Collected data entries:

--------------------

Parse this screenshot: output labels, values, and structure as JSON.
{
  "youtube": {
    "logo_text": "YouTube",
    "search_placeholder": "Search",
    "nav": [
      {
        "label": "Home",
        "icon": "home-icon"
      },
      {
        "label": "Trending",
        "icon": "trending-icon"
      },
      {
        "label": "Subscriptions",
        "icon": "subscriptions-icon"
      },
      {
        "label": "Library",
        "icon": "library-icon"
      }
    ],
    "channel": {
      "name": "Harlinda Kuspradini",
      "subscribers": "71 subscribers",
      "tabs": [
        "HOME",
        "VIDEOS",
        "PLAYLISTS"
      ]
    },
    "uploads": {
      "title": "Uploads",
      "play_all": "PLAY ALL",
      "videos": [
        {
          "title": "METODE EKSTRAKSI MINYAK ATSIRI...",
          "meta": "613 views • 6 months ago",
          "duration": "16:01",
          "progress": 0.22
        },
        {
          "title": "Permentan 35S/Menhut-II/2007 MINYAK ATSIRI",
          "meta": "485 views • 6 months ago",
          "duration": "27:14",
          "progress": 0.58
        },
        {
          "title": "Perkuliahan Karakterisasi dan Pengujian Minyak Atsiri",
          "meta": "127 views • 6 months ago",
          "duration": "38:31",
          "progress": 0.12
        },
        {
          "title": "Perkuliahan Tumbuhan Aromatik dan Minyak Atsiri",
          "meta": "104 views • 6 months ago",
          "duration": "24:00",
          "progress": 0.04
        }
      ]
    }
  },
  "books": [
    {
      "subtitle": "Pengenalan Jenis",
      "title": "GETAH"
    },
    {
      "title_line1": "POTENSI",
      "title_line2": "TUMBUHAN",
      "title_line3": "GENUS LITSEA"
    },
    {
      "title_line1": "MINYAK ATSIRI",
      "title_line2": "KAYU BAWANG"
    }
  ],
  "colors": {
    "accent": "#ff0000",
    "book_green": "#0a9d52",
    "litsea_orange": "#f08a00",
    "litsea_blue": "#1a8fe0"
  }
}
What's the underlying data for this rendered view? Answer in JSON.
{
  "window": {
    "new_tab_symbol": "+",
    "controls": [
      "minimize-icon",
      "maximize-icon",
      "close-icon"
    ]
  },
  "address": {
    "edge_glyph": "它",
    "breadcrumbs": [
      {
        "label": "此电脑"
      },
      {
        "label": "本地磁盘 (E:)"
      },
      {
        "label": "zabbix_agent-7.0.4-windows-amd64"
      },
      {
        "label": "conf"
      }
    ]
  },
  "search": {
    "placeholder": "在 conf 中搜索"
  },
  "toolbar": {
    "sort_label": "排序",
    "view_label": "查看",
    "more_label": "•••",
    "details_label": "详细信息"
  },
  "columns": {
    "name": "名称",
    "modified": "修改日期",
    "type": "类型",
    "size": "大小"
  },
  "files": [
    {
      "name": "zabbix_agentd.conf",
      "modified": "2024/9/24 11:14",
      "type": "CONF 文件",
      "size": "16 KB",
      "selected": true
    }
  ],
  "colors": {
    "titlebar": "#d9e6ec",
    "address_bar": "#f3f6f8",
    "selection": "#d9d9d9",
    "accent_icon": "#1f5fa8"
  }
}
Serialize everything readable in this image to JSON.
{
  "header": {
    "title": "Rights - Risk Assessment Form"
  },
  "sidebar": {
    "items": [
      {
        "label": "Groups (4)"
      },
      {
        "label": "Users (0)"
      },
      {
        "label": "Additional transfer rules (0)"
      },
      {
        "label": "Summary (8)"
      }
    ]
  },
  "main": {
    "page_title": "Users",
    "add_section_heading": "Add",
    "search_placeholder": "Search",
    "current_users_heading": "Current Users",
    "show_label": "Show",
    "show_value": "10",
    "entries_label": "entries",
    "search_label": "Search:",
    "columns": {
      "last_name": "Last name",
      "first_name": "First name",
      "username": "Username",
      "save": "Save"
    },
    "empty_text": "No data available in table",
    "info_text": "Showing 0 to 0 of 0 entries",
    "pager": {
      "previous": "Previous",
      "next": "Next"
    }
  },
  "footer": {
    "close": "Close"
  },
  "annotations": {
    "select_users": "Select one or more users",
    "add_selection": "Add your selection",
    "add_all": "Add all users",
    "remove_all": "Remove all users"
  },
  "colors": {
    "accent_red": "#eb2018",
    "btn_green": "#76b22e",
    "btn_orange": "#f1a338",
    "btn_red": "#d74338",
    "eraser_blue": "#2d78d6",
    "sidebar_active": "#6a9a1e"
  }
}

--------------------

PROBLEM DESCRIPTION
Each entry must be reproduced verbatim.

SOLUTION
Parse this screenshot: output labels, values, and structure as JSON.
{
  "youtube": {
    "logo_text": "YouTube",
    "search_placeholder": "Search",
    "nav": [
      {
        "label": "Home",
        "icon": "home-icon"
      },
      {
        "label": "Trending",
        "icon": "trending-icon"
      },
      {
        "label": "Subscriptions",
        "icon": "subscriptions-icon"
      },
      {
        "label": "Library",
        "icon": "library-icon"
      }
    ],
    "channel": {
      "name": "Harlinda Kuspradini",
      "subscribers": "71 subscribers",
      "tabs": [
        "HOME",
        "VIDEOS",
        "PLAYLISTS"
      ]
    },
    "uploads": {
      "title": "Uploads",
      "play_all": "PLAY ALL",
      "videos": [
        {
          "title": "METODE EKSTRAKSI MINYAK ATSIRI...",
          "meta": "613 views • 6 months ago",
          "duration": "16:01",
          "progress": 0.22
        },
        {
          "title": "Permentan 35S/Menhut-II/2007 MINYAK ATSIRI",
          "meta": "485 views • 6 months ago",
          "duration": "27:14",
          "progress": 0.58
        },
        {
          "title": "Perkuliahan Karakterisasi dan Pengujian Minyak Atsiri",
          "meta": "127 views • 6 months ago",
          "duration": "38:31",
          "progress": 0.12
        },
        {
          "title": "Perkuliahan Tumbuhan Aromatik dan Minyak Atsiri",
          "meta": "104 views • 6 months ago",
          "duration": "24:00",
          "progress": 0.04
        }
      ]
    }
  },
  "books": [
    {
      "subtitle": "Pengenalan Jenis",
      "title": "GETAH"
    },
    {
      "title_line1": "POTENSI",
      "title_line2": "TUMBUHAN",
      "title_line3": "GENUS LITSEA"
    },
    {
      "title_line1": "MINYAK ATSIRI",
      "title_line2": "KAYU BAWANG"
    }
  ],
  "colors": {
    "accent": "#ff0000",
    "book_green": "#0a9d52",
    "litsea_orange": "#f08a00",
    "litsea_blue": "#1a8fe0"
  }
}
What's the underlying data for this rendered view? Answer in JSON.
{
  "window": {
    "new_tab_symbol": "+",
    "controls": [
      "minimize-icon",
      "maximize-icon",
      "close-icon"
    ]
  },
  "address": {
    "edge_glyph": "它",
    "breadcrumbs": [
      {
        "label": "此电脑"
      },
      {
        "label": "本地磁盘 (E:)"
      },
      {
        "label": "zabbix_agent-7.0.4-windows-amd64"
      },
      {
        "label": "conf"
      }
    ]
  },
  "search": {
    "placeholder": "在 conf 中搜索"
  },
  "toolbar": {
    "sort_label": "排序",
    "view_label": "查看",
    "more_label": "•••",
    "details_label": "详细信息"
  },
  "columns": {
    "name": "名称",
    "modified": "修改日期",
    "type": "类型",
    "size": "大小"
  },
  "files": [
    {
      "name": "zabbix_agentd.conf",
      "modified": "2024/9/24 11:14",
      "type": "CONF 文件",
      "size": "16 KB",
      "selected": true
    }
  ],
  "colors": {
    "titlebar": "#d9e6ec",
    "address_bar": "#f3f6f8",
    "selection": "#d9d9d9",
    "accent_icon": "#1f5fa8"
  }
}
Serialize everything readable in this image to JSON.
{
  "header": {
    "title": "Rights - Risk Assessment Form"
  },
  "sidebar": {
    "items": [
      {
        "label": "Groups (4)"
      },
      {
        "label": "Users (0)"
      },
      {
        "label": "Additional transfer rules (0)"
      },
      {
        "label": "Summary (8)"
      }
    ]
  },
  "main": {
    "page_title": "Users",
    "add_section_heading": "Add",
    "search_placeholder": "Search",
    "current_users_heading": "Current Users",
    "show_label": "Show",
    "show_value": "10",
    "entries_label": "entries",
    "search_label": "Search:",
    "columns": {
      "last_name": "Last name",
      "first_name": "First name",
      "username": "Username",
      "save": "Save"
    },
    "empty_text": "No data available in table",
    "info_text": "Showing 0 to 0 of 0 entries",
    "pager": {
      "previous": "Previous",
      "next": "Next"
    }
  },
  "footer": {
    "close": "Close"
  },
  "annotations": {
    "select_users": "Select one or more users",
    "add_selection": "Add your selection",
    "add_all": "Add all users",
    "remove_all": "Remove all users"
  },
  "colors": {
    "accent_red": "#eb2018",
    "btn_green": "#76b22e",
    "btn_orange": "#f1a338",
    "btn_red": "#d74338",
    "eraser_blue": "#2d78d6",
    "sidebar_active": "#6a9a1e"
  }
}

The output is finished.